• WHAT YOU HAVE TO DO: Determine how many lines in the entries below include "before". The reply should be that number and nothing else.

• INFORMATION GIVEN:
******
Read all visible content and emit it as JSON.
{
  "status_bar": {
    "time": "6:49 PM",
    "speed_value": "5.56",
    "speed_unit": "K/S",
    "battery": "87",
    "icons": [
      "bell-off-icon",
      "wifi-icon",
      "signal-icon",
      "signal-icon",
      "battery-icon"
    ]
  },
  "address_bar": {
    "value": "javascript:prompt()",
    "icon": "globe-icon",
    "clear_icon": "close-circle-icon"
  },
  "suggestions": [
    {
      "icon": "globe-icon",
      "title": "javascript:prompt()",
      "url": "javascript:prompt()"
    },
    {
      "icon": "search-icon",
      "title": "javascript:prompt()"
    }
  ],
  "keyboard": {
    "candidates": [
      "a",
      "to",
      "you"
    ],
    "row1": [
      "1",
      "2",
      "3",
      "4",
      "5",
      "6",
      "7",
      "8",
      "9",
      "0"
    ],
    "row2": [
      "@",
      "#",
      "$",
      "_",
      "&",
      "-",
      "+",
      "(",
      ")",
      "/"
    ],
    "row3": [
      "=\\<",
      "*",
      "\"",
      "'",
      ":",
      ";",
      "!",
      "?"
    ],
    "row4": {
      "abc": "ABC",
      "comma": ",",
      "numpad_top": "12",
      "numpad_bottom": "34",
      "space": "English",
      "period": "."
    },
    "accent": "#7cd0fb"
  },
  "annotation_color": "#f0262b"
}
******
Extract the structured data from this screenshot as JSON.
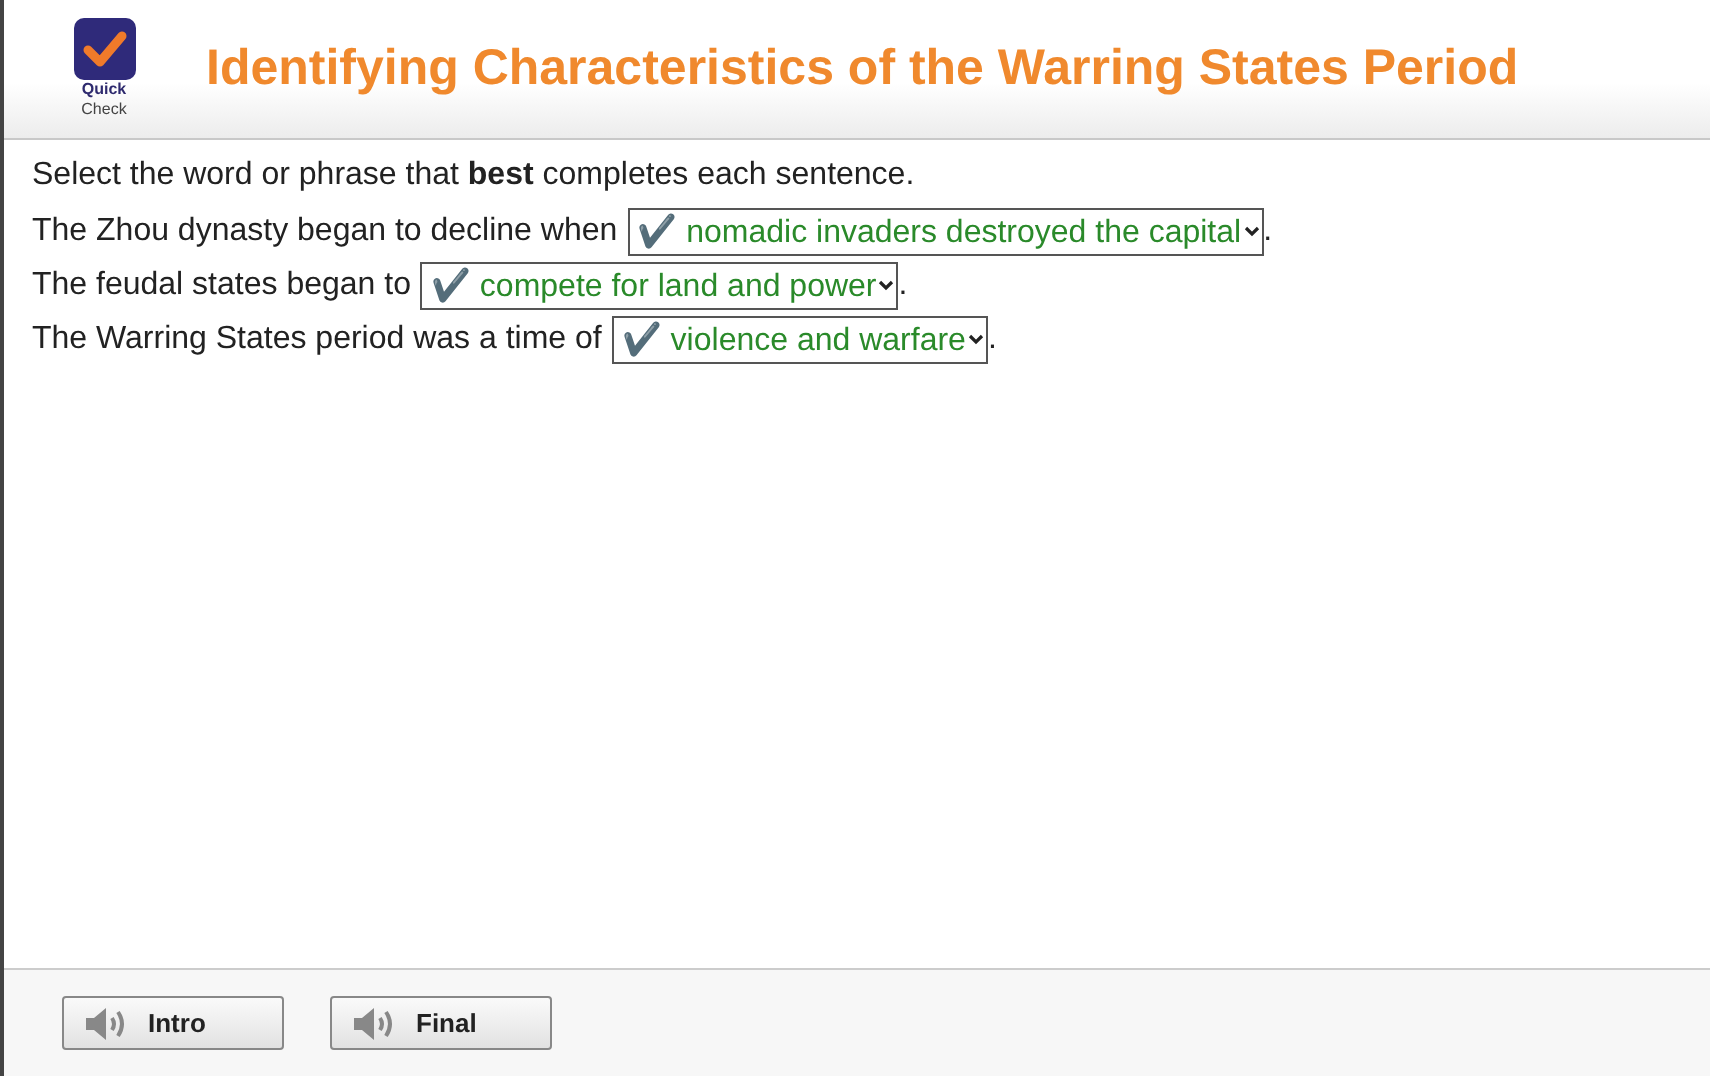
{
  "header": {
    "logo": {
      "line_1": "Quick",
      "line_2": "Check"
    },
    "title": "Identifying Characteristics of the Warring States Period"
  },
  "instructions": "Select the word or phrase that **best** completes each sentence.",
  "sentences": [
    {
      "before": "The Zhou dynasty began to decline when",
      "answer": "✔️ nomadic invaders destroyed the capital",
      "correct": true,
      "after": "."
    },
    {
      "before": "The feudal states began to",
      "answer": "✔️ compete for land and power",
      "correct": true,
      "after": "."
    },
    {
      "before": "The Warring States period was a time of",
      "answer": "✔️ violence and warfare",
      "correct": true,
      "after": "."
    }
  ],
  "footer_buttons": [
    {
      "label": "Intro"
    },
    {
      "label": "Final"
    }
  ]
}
******
• SOLUTION TO THE PROBLEM: 3